(Your objective) Repeat the entire listing exactly as written.

[Extracted records]
________________________________________
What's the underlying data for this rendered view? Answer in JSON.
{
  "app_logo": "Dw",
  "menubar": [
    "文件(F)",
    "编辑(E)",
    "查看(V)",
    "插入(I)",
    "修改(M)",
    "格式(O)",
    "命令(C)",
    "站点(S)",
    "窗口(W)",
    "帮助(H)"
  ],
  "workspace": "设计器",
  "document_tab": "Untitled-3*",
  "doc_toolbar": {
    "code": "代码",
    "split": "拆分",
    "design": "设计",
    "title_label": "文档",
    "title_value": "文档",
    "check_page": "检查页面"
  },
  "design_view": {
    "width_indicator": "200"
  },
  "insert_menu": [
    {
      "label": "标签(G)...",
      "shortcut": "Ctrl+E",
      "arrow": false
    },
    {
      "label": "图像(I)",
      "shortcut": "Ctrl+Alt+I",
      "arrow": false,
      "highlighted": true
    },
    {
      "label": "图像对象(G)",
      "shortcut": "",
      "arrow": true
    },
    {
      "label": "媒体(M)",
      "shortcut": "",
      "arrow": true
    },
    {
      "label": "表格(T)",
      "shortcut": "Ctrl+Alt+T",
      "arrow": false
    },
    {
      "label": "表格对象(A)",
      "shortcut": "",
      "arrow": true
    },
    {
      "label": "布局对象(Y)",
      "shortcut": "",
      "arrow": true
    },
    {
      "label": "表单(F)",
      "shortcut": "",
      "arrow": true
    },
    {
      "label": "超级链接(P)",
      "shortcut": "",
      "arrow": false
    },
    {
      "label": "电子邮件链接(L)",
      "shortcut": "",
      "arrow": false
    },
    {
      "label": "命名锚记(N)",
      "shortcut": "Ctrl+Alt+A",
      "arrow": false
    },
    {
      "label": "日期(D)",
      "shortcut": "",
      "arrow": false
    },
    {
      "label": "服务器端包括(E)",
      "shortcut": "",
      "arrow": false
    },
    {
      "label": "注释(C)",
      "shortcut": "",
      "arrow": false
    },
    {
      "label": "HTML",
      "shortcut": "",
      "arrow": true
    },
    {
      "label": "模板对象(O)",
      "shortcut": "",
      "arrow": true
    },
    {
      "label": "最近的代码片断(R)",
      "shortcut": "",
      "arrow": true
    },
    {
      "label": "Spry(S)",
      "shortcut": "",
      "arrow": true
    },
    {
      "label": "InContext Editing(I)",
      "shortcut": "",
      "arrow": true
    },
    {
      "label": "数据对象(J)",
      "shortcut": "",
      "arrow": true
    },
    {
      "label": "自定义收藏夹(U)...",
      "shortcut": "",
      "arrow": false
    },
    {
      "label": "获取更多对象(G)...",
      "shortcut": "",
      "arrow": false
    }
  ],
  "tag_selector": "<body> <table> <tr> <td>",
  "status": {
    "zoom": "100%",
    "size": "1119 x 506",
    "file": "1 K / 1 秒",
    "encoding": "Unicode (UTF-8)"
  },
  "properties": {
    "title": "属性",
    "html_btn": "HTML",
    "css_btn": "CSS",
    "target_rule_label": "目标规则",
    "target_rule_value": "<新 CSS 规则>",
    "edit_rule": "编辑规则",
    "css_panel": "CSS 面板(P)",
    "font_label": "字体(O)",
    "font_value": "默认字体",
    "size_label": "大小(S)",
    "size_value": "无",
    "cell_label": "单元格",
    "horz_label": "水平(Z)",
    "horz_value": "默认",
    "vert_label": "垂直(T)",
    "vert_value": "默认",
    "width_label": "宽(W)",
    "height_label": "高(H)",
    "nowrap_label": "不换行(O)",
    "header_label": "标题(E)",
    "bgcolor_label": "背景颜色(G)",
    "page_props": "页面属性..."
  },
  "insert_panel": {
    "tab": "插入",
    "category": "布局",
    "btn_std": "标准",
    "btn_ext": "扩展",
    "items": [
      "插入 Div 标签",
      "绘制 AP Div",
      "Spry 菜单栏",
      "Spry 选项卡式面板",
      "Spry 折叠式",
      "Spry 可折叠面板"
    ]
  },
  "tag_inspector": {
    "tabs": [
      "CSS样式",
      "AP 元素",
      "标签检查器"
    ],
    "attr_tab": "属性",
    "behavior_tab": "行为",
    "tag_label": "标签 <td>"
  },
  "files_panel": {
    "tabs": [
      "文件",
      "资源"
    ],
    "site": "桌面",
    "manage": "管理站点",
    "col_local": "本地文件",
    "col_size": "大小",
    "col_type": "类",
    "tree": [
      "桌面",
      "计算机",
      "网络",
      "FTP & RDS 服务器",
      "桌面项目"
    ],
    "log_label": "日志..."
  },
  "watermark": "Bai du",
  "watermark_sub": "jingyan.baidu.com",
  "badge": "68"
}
________________________________________
(Task answer)
What's the underlying data for this rendered view? Answer in JSON.
{
  "app_logo": "Dw",
  "menubar": [
    "文件(F)",
    "编辑(E)",
    "查看(V)",
    "插入(I)",
    "修改(M)",
    "格式(O)",
    "命令(C)",
    "站点(S)",
    "窗口(W)",
    "帮助(H)"
  ],
  "workspace": "设计器",
  "document_tab": "Untitled-3*",
  "doc_toolbar": {
    "code": "代码",
    "split": "拆分",
    "design": "设计",
    "title_label": "文档",
    "title_value": "文档",
    "check_page": "检查页面"
  },
  "design_view": {
    "width_indicator": "200"
  },
  "insert_menu": [
    {
      "label": "标签(G)...",
      "shortcut": "Ctrl+E",
      "arrow": false
    },
    {
      "label": "图像(I)",
      "shortcut": "Ctrl+Alt+I",
      "arrow": false,
      "highlighted": true
    },
    {
      "label": "图像对象(G)",
      "shortcut": "",
      "arrow": true
    },
    {
      "label": "媒体(M)",
      "shortcut": "",
      "arrow": true
    },
    {
      "label": "表格(T)",
      "shortcut": "Ctrl+Alt+T",
      "arrow": false
    },
    {
      "label": "表格对象(A)",
      "shortcut": "",
      "arrow": true
    },
    {
      "label": "布局对象(Y)",
      "shortcut": "",
      "arrow": true
    },
    {
      "label": "表单(F)",
      "shortcut": "",
      "arrow": true
    },
    {
      "label": "超级链接(P)",
      "shortcut": "",
      "arrow": false
    },
    {
      "label": "电子邮件链接(L)",
      "shortcut": "",
      "arrow": false
    },
    {
      "label": "命名锚记(N)",
      "shortcut": "Ctrl+Alt+A",
      "arrow": false
    },
    {
      "label": "日期(D)",
      "shortcut": "",
      "arrow": false
    },
    {
      "label": "服务器端包括(E)",
      "shortcut": "",
      "arrow": false
    },
    {
      "label": "注释(C)",
      "shortcut": "",
      "arrow": false
    },
    {
      "label": "HTML",
      "shortcut": "",
      "arrow": true
    },
    {
      "label": "模板对象(O)",
      "shortcut": "",
      "arrow": true
    },
    {
      "label": "最近的代码片断(R)",
      "shortcut": "",
      "arrow": true
    },
    {
      "label": "Spry(S)",
      "shortcut": "",
      "arrow": true
    },
    {
      "label": "InContext Editing(I)",
      "shortcut": "",
      "arrow": true
    },
    {
      "label": "数据对象(J)",
      "shortcut": "",
      "arrow": true
    },
    {
      "label": "自定义收藏夹(U)...",
      "shortcut": "",
      "arrow": false
    },
    {
      "label": "获取更多对象(G)...",
      "shortcut": "",
      "arrow": false
    }
  ],
  "tag_selector": "<body> <table> <tr> <td>",
  "status": {
    "zoom": "100%",
    "size": "1119 x 506",
    "file": "1 K / 1 秒",
    "encoding": "Unicode (UTF-8)"
  },
  "properties": {
    "title": "属性",
    "html_btn": "HTML",
    "css_btn": "CSS",
    "target_rule_label": "目标规则",
    "target_rule_value": "<新 CSS 规则>",
    "edit_rule": "编辑规则",
    "css_panel": "CSS 面板(P)",
    "font_label": "字体(O)",
    "font_value": "默认字体",
    "size_label": "大小(S)",
    "size_value": "无",
    "cell_label": "单元格",
    "horz_label": "水平(Z)",
    "horz_value": "默认",
    "vert_label": "垂直(T)",
    "vert_value": "默认",
    "width_label": "宽(W)",
    "height_label": "高(H)",
    "nowrap_label": "不换行(O)",
    "header_label": "标题(E)",
    "bgcolor_label": "背景颜色(G)",
    "page_props": "页面属性..."
  },
  "insert_panel": {
    "tab": "插入",
    "category": "布局",
    "btn_std": "标准",
    "btn_ext": "扩展",
    "items": [
      "插入 Div 标签",
      "绘制 AP Div",
      "Spry 菜单栏",
      "Spry 选项卡式面板",
      "Spry 折叠式",
      "Spry 可折叠面板"
    ]
  },
  "tag_inspector": {
    "tabs": [
      "CSS样式",
      "AP 元素",
      "标签检查器"
    ],
    "attr_tab": "属性",
    "behavior_tab": "行为",
    "tag_label": "标签 <td>"
  },
  "files_panel": {
    "tabs": [
      "文件",
      "资源"
    ],
    "site": "桌面",
    "manage": "管理站点",
    "col_local": "本地文件",
    "col_size": "大小",
    "col_type": "类",
    "tree": [
      "桌面",
      "计算机",
      "网络",
      "FTP & RDS 服务器",
      "桌面项目"
    ],
    "log_label": "日志..."
  },
  "watermark": "Bai du",
  "watermark_sub": "jingyan.baidu.com",
  "badge": "68"
}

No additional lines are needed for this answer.